### Exercise goal
Copy out the records in full, word for word, without pictures.

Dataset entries
# # #

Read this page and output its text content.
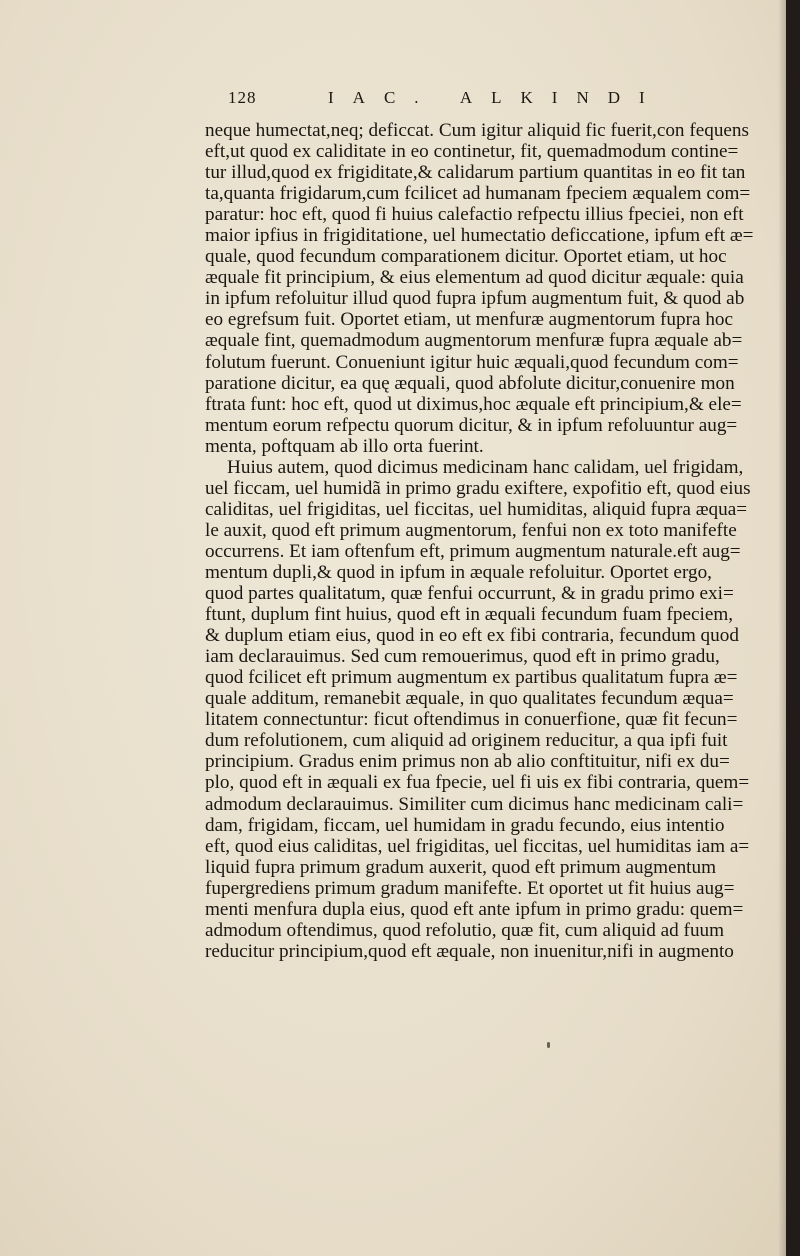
128	IAC. ALKINDI
neque humectat,neq; deficcat. Cum igitur aliquid fic fuerit,con fequens
eft,ut quod ex caliditate in eo continetur, fit, quemadmodum contine=
tur illud,quod ex frigiditate,& calidarum partium quantitas in eo fit tan
ta,quanta frigidarum,cum fcilicet ad humanam fpeciem æqualem com=
paratur: hoc eft, quod fi huius calefactio refpectu illius fpeciei, non eft
maior ipfius in frigiditatione, uel humectatio deficcatione, ipfum eft æ=
quale, quod fecundum comparationem dicitur. Oportet etiam, ut hoc
æquale fit principium, & eius elementum ad quod dicitur æquale: quia
in ipfum refoluitur illud quod fupra ipfum augmentum fuit, & quod ab
eo egrefsum fuit. Oportet etiam, ut menfuræ augmentorum fupra hoc
æquale fint, quemadmodum augmentorum menfuræ fupra æquale ab=
folutum fuerunt. Conueniunt igitur huic æquali,quod fecundum com=
paratione dicitur, ea quę æquali, quod abfolute dicitur,conuenire mon
ftrata funt: hoc eft, quod ut diximus,hoc æquale eft principium,& ele=
mentum eorum refpectu quorum dicitur, & in ipfum refoluuntur aug=
menta, poftquam ab illo orta fuerint.
Huius autem, quod dicimus medicinam hanc calidam, uel frigidam,
uel ficcam, uel humidã in primo gradu exiftere, expofitio eft, quod eius
caliditas, uel frigiditas, uel ficcitas, uel humiditas, aliquid fupra æqua=
le auxit, quod eft primum augmentorum, fenfui non ex toto manifefte
occurrens. Et iam oftenfum eft, primum augmentum naturale.eft aug=
mentum dupli,& quod in ipfum in æquale refoluitur. Oportet ergo,
quod partes qualitatum, quæ fenfui occurrunt, & in gradu primo exi=
ftunt, duplum fint huius, quod eft in æquali fecundum fuam fpeciem,
& duplum etiam eius, quod in eo eft ex fibi contraria, fecundum quod
iam declarauimus. Sed cum remouerimus, quod eft in primo gradu,
quod fcilicet eft primum augmentum ex partibus qualitatum fupra æ=
quale additum, remanebit æquale, in quo qualitates fecundum æqua=
litatem connectuntur: ficut oftendimus in conuerfione, quæ fit fecun=
dum refolutionem, cum aliquid ad originem reducitur, a qua ipfi fuit
principium. Gradus enim primus non ab alio conftituitur, nifi ex du=
plo, quod eft in æquali ex fua fpecie, uel fi uis ex fibi contraria, quem=
admodum declarauimus. Similiter cum dicimus hanc medicinam cali=
dam, frigidam, ficcam, uel humidam in gradu fecundo, eius intentio
eft, quod eius caliditas, uel frigiditas, uel ficcitas, uel humiditas iam a=
liquid fupra primum gradum auxerit, quod eft primum augmentum
fupergrediens primum gradum manifefte. Et oportet ut fit huius aug=
menti menfura dupla eius, quod eft ante ipfum in primo gradu: quem=
admodum oftendimus, quod refolutio, quæ fit, cum aliquid ad fuum
reducitur principium,quod eft æquale, non inuenitur,nifi in augmento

# # #

### The answer
Read this page and output its text content.
128	IAC. ALKINDI
neque humectat,neq; deficcat. Cum igitur aliquid fic fuerit,con fequens
eft,ut quod ex caliditate in eo continetur, fit, quemadmodum contine=
tur illud,quod ex frigiditate,& calidarum partium quantitas in eo fit tan
ta,quanta frigidarum,cum fcilicet ad humanam fpeciem æqualem com=
paratur: hoc eft, quod fi huius calefactio refpectu illius fpeciei, non eft
maior ipfius in frigiditatione, uel humectatio deficcatione, ipfum eft æ=
quale, quod fecundum comparationem dicitur. Oportet etiam, ut hoc
æquale fit principium, & eius elementum ad quod dicitur æquale: quia
in ipfum refoluitur illud quod fupra ipfum augmentum fuit, & quod ab
eo egrefsum fuit. Oportet etiam, ut menfuræ augmentorum fupra hoc
æquale fint, quemadmodum augmentorum menfuræ fupra æquale ab=
folutum fuerunt. Conueniunt igitur huic æquali,quod fecundum com=
paratione dicitur, ea quę æquali, quod abfolute dicitur,conuenire mon
ftrata funt: hoc eft, quod ut diximus,hoc æquale eft principium,& ele=
mentum eorum refpectu quorum dicitur, & in ipfum refoluuntur aug=
menta, poftquam ab illo orta fuerint.
Huius autem, quod dicimus medicinam hanc calidam, uel frigidam,
uel ficcam, uel humidã in primo gradu exiftere, expofitio eft, quod eius
caliditas, uel frigiditas, uel ficcitas, uel humiditas, aliquid fupra æqua=
le auxit, quod eft primum augmentorum, fenfui non ex toto manifefte
occurrens. Et iam oftenfum eft, primum augmentum naturale.eft aug=
mentum dupli,& quod in ipfum in æquale refoluitur. Oportet ergo,
quod partes qualitatum, quæ fenfui occurrunt, & in gradu primo exi=
ftunt, duplum fint huius, quod eft in æquali fecundum fuam fpeciem,
& duplum etiam eius, quod in eo eft ex fibi contraria, fecundum quod
iam declarauimus. Sed cum remouerimus, quod eft in primo gradu,
quod fcilicet eft primum augmentum ex partibus qualitatum fupra æ=
quale additum, remanebit æquale, in quo qualitates fecundum æqua=
litatem connectuntur: ficut oftendimus in conuerfione, quæ fit fecun=
dum refolutionem, cum aliquid ad originem reducitur, a qua ipfi fuit
principium. Gradus enim primus non ab alio conftituitur, nifi ex du=
plo, quod eft in æquali ex fua fpecie, uel fi uis ex fibi contraria, quem=
admodum declarauimus. Similiter cum dicimus hanc medicinam cali=
dam, frigidam, ficcam, uel humidam in gradu fecundo, eius intentio
eft, quod eius caliditas, uel frigiditas, uel ficcitas, uel humiditas iam a=
liquid fupra primum gradum auxerit, quod eft primum augmentum
fupergrediens primum gradum manifefte. Et oportet ut fit huius aug=
menti menfura dupla eius, quod eft ante ipfum in primo gradu: quem=
admodum oftendimus, quod refolutio, quæ fit, cum aliquid ad fuum
reducitur principium,quod eft æquale, non inuenitur,nifi in augmento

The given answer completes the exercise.